AIM OF THE EXERCISE: Keep the pictures out of the copy and print all the entries below exactly.
■ ■ ■ ■
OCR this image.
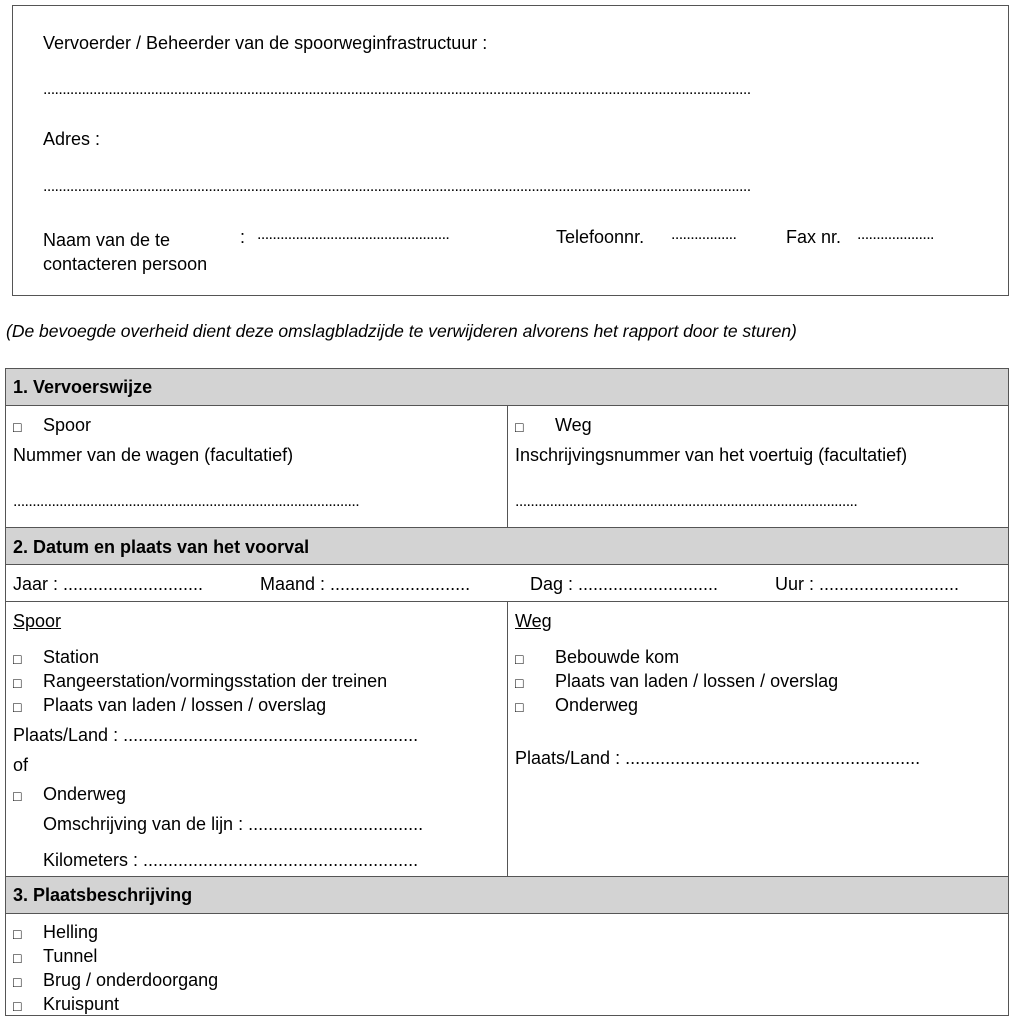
Vervoerder / Beheerder van de spoorweginfrastructuur :
........................................................................................................................................................................................
Adres :
........................................................................................................................................................................................
Naam van de te
contacteren persoon
: ..................................................	Telefoonnr. .................	Fax nr. ....................
(De bevoegde overheid dient deze omslagbladzijde te verwijderen alvorens het rapport door te sturen)
1. Vervoerswijze
□ Spoor
Nummer van de wagen (facultatief)
..........................................................................................
□ Weg
Inschrijvingsnummer van het voertuig (facultatief)
.........................................................................................
2. Datum en plaats van het voorval
Jaar : ............................	Maand : ............................	Dag : ............................	Uur : ............................
Spoor
□ Station
□ Rangeerstation/vormingsstation der treinen
□ Plaats van laden / lossen / overslag
Plaats/Land : ...........................................................
of
□ Onderweg
Omschrijving van de lijn : ...................................
Kilometers : .......................................................
Weg
□ Bebouwde kom
□ Plaats van laden / lossen / overslag
□ Onderweg
Plaats/Land : ...........................................................
3. Plaatsbeschrijving
□ Helling
□ Tunnel
□ Brug / onderdoorgang
□ Kruispunt
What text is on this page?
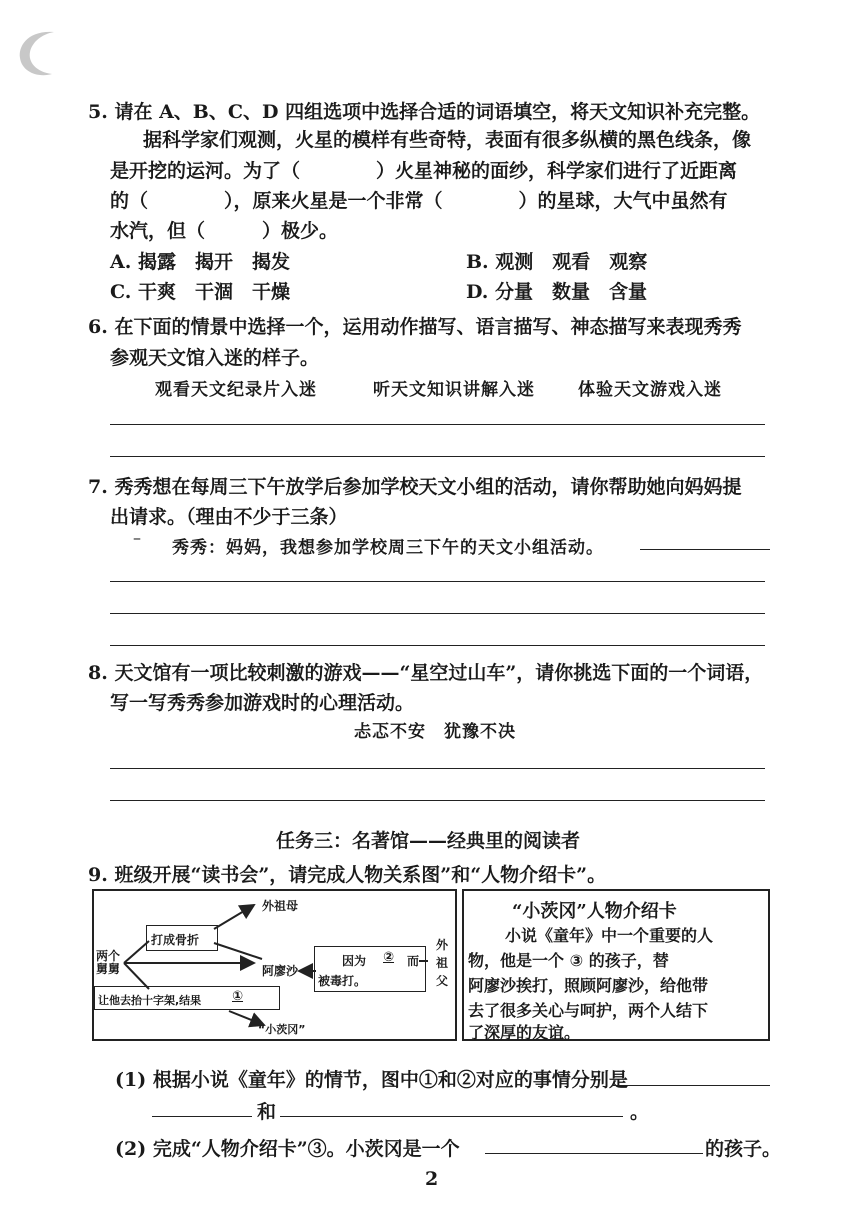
5. 请在 A、B、C、D 四组选项中选择合适的词语填空，将天文知识补充完整。
据科学家们观测，火星的模样有些奇特，表面有很多纵横的黑色线条，像
是开挖的运河。为了（　　　　）火星神秘的面纱，科学家们进行了近距离
的（　　　　），原来火星是一个非常（　　　　）的星球，大气中虽然有
水汽，但（　　　）极少。
A. 揭露　揭开　揭发	B. 观测　观看　观察
C. 干爽　干涸　干燥	D. 分量　数量　含量
6. 在下面的情景中选择一个，运用动作描写、语言描写、神态描写来表现秀秀
参观天文馆入迷的样子。
观看天文纪录片入迷	听天文知识讲解入迷	体验天文游戏入迷
7. 秀秀想在每周三下午放学后参加学校天文小组的活动，请你帮助她向妈妈提
出请求。（理由不少于三条）
–
秀秀：妈妈，我想参加学校周三下午的天文小组活动。
8. 天文馆有一项比较刺激的游戏——“星空过山车”，请你挑选下面的一个词语，
写一写秀秀参加游戏时的心理活动。
忐忑不安　犹豫不决
任务三：名著馆——经典里的阅读者
9. 班级开展“读书会”，请完成人物关系图”和“人物介绍卡”。
两个
舅舅
打成骨折
外祖母
阿廖沙
因为 ② 而
被毒打。
外
祖
父
让他去抬十字架,结果 ①
“小茨冈”
“小茨冈”人物介绍卡
小说《童年》中一个重要的人
物，他是一个 ③ 的孩子，替
阿廖沙挨打，照顾阿廖沙，给他带
去了很多关心与呵护，两个人结下
了深厚的友谊。
(1) 根据小说《童年》的情节，图中①和②对应的事情分别是
和	。
(2) 完成“人物介绍卡”③。小茨冈是一个	的孩子。
2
■ ■ ■ ■
REPLY TO THE TASK:
OCR this image.
Vervoerder / Beheerder van de spoorweginfrastructuur :
........................................................................................................................................................................................
Adres :
........................................................................................................................................................................................
Naam van de te
contacteren persoon
: ..................................................	Telefoonnr. .................	Fax nr. ....................
(De bevoegde overheid dient deze omslagbladzijde te verwijderen alvorens het rapport door te sturen)
1. Vervoerswijze
□ Spoor
Nummer van de wagen (facultatief)
..........................................................................................
□ Weg
Inschrijvingsnummer van het voertuig (facultatief)
.........................................................................................
2. Datum en plaats van het voorval
Jaar : ............................	Maand : ............................	Dag : ............................	Uur : ............................
Spoor
□ Station
□ Rangeerstation/vormingsstation der treinen
□ Plaats van laden / lossen / overslag
Plaats/Land : ...........................................................
of
□ Onderweg
Omschrijving van de lijn : ...................................
Kilometers : .......................................................
Weg
□ Bebouwde kom
□ Plaats van laden / lossen / overslag
□ Onderweg
Plaats/Land : ...........................................................
3. Plaatsbeschrijving
□ Helling
□ Tunnel
□ Brug / onderdoorgang
□ Kruispunt
What text is on this page?
5. 请在 A、B、C、D 四组选项中选择合适的词语填空，将天文知识补充完整。
据科学家们观测，火星的模样有些奇特，表面有很多纵横的黑色线条，像
是开挖的运河。为了（　　　　）火星神秘的面纱，科学家们进行了近距离
的（　　　　），原来火星是一个非常（　　　　）的星球，大气中虽然有
水汽，但（　　　）极少。
A. 揭露　揭开　揭发	B. 观测　观看　观察
C. 干爽　干涸　干燥	D. 分量　数量　含量
6. 在下面的情景中选择一个，运用动作描写、语言描写、神态描写来表现秀秀
参观天文馆入迷的样子。
观看天文纪录片入迷	听天文知识讲解入迷	体验天文游戏入迷
7. 秀秀想在每周三下午放学后参加学校天文小组的活动，请你帮助她向妈妈提
出请求。（理由不少于三条）
–
秀秀：妈妈，我想参加学校周三下午的天文小组活动。
8. 天文馆有一项比较刺激的游戏——“星空过山车”，请你挑选下面的一个词语，
写一写秀秀参加游戏时的心理活动。
忐忑不安　犹豫不决
任务三：名著馆——经典里的阅读者
9. 班级开展“读书会”，请完成人物关系图”和“人物介绍卡”。
两个
舅舅
打成骨折
外祖母
阿廖沙
因为 ② 而
被毒打。
外
祖
父
让他去抬十字架,结果 ①
“小茨冈”
“小茨冈”人物介绍卡
小说《童年》中一个重要的人
物，他是一个 ③ 的孩子，替
阿廖沙挨打，照顾阿廖沙，给他带
去了很多关心与呵护，两个人结下
了深厚的友谊。
(1) 根据小说《童年》的情节，图中①和②对应的事情分别是
和	。
(2) 完成“人物介绍卡”③。小茨冈是一个	的孩子。
2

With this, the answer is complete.